### GIVEN REQUEST
Your answer should be a single number: the count of lines that hold the word "could".

┌─ ENTRIES PROVIDED

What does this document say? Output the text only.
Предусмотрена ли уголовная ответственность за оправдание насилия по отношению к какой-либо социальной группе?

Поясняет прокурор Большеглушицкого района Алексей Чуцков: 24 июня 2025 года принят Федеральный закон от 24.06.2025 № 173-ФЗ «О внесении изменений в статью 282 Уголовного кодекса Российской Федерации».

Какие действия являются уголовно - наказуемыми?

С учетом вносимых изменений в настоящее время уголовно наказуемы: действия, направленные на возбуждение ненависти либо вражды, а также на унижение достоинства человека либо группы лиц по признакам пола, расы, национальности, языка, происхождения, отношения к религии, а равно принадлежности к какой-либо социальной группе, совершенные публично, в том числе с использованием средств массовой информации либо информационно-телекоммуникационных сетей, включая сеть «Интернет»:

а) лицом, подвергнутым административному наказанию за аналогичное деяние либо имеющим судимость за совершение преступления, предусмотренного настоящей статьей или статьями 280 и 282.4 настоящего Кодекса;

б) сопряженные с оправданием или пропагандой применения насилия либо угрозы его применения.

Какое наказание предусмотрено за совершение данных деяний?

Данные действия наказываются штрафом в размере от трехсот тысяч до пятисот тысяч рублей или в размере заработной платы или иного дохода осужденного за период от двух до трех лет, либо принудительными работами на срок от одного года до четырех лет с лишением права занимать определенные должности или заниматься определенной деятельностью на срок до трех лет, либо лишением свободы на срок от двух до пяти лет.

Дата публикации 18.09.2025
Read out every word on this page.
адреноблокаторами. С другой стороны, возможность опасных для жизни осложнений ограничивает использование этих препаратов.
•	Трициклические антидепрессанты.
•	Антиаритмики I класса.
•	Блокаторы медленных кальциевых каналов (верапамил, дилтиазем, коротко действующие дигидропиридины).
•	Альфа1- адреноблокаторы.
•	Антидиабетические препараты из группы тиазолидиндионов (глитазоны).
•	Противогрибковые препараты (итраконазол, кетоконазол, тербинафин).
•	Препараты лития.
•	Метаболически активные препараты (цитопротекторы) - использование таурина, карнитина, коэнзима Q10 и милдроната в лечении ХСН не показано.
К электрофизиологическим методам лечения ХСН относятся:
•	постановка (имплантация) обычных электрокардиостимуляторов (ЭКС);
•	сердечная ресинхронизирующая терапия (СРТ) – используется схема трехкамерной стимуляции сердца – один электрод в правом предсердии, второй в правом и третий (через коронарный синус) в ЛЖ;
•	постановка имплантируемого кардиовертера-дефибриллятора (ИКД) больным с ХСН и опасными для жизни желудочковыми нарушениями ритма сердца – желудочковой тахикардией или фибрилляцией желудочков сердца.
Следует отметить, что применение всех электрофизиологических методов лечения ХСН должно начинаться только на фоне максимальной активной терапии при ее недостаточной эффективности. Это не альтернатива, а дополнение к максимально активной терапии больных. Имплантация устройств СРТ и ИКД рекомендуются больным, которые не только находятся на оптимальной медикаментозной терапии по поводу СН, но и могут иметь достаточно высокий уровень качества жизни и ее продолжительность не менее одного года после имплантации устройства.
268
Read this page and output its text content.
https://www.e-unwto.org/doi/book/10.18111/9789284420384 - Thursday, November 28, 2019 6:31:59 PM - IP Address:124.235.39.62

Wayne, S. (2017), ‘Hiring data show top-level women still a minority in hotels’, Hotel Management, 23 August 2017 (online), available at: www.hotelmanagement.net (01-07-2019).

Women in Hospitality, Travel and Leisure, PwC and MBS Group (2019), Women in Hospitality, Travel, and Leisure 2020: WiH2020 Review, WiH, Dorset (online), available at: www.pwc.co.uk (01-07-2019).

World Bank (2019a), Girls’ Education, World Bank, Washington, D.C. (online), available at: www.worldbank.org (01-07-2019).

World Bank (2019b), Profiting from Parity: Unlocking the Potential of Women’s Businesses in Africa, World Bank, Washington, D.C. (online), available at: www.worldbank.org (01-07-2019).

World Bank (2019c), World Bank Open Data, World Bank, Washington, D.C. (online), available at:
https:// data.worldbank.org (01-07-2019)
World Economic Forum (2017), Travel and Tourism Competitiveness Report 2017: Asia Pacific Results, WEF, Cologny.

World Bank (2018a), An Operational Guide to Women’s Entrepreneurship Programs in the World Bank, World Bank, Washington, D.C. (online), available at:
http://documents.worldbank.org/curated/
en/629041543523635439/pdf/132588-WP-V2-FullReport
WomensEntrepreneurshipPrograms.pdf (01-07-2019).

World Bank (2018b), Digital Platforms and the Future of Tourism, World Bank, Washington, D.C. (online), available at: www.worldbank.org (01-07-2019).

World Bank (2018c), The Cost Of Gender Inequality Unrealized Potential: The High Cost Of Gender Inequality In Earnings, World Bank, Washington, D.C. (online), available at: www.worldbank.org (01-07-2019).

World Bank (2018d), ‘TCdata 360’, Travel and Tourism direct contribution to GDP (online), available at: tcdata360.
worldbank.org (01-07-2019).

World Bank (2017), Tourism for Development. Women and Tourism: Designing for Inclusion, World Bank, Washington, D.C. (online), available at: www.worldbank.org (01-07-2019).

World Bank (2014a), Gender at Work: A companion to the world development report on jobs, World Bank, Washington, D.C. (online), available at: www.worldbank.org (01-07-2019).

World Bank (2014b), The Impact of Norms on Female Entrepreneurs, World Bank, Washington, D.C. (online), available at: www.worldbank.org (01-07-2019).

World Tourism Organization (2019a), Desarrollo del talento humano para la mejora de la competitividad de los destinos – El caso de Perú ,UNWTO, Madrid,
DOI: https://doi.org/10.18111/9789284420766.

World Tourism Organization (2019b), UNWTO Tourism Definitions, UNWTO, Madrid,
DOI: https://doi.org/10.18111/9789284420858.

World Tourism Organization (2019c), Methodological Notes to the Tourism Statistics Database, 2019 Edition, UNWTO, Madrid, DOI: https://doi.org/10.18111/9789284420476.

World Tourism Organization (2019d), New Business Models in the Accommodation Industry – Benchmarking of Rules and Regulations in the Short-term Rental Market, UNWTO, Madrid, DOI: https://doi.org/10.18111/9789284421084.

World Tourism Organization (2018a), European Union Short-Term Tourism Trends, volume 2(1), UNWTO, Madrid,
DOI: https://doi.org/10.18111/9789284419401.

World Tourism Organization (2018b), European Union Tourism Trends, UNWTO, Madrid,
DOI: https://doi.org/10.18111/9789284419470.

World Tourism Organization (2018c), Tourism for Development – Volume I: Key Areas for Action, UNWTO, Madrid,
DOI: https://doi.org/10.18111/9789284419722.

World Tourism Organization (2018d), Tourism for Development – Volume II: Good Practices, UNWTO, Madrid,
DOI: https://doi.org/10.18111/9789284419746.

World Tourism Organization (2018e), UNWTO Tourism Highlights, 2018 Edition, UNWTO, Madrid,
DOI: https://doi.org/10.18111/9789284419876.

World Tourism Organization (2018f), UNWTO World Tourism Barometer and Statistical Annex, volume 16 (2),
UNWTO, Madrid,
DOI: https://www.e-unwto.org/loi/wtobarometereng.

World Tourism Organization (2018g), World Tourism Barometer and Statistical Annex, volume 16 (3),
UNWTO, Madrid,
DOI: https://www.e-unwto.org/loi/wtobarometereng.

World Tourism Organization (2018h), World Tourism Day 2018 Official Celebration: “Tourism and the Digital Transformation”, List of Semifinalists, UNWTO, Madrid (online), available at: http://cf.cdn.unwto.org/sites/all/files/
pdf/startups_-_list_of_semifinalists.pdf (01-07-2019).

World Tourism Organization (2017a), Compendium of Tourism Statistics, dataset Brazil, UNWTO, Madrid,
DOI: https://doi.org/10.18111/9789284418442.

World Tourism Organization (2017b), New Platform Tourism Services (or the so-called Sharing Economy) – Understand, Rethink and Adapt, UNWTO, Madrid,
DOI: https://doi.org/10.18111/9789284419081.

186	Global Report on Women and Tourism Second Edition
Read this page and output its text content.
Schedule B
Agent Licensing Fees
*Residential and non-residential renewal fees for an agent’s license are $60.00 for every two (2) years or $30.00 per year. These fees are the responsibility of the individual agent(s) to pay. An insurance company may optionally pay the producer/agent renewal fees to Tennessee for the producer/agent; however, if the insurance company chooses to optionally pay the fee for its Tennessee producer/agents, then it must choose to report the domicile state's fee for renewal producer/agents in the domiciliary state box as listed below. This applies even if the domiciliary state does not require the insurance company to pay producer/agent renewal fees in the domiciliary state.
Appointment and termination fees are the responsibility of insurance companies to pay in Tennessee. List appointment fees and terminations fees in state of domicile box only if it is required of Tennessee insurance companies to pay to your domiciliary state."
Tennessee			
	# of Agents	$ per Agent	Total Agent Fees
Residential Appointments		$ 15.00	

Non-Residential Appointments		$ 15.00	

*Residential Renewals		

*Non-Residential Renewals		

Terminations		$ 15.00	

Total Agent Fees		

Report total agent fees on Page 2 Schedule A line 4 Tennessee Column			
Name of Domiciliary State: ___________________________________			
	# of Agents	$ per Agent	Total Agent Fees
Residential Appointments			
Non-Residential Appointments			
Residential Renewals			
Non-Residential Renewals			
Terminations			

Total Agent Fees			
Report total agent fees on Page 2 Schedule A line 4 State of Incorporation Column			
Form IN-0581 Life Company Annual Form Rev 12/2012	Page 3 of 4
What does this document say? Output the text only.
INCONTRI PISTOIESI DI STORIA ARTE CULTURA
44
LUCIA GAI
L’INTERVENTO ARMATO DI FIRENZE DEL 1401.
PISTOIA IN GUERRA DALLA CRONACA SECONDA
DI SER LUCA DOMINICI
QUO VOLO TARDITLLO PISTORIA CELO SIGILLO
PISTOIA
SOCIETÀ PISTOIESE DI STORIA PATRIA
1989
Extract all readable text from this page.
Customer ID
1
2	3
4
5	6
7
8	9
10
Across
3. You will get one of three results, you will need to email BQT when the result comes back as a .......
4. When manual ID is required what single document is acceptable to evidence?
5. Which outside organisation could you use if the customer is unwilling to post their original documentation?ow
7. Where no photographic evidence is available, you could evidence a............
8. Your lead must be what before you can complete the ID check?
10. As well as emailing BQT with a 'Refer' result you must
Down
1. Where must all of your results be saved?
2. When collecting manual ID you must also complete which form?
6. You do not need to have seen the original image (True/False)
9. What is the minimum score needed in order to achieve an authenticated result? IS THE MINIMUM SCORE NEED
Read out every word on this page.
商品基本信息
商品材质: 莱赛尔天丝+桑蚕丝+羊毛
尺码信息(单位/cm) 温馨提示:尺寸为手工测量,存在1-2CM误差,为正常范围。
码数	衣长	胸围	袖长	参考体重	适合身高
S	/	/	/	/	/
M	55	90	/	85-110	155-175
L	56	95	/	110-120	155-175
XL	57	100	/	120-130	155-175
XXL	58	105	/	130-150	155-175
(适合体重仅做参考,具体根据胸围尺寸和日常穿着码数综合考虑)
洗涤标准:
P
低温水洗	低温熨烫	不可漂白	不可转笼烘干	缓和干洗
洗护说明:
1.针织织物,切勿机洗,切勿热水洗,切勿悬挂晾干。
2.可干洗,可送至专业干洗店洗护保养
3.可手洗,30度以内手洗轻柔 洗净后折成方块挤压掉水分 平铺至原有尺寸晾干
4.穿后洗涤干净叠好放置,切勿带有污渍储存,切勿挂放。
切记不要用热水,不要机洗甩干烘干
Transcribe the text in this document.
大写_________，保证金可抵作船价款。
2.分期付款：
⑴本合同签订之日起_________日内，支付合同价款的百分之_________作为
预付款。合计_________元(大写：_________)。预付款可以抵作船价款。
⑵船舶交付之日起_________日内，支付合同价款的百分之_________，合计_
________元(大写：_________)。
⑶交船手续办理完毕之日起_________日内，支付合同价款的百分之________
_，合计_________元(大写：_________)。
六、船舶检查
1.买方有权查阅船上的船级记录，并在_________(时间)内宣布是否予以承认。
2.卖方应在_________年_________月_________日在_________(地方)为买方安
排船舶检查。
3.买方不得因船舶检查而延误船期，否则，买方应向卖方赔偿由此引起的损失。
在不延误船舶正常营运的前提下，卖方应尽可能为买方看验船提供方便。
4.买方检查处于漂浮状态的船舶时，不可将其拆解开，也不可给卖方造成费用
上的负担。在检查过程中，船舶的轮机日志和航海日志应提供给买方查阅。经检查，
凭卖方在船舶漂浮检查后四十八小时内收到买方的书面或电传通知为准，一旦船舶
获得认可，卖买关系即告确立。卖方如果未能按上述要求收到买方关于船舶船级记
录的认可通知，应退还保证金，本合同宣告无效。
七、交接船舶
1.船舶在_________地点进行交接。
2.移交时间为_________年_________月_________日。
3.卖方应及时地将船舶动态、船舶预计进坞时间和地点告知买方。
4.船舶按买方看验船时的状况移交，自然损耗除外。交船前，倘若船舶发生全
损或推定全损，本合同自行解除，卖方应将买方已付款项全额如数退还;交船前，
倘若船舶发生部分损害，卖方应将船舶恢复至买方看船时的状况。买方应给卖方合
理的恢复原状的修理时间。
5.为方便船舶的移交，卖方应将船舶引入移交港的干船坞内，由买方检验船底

└─

### THE RESULT
2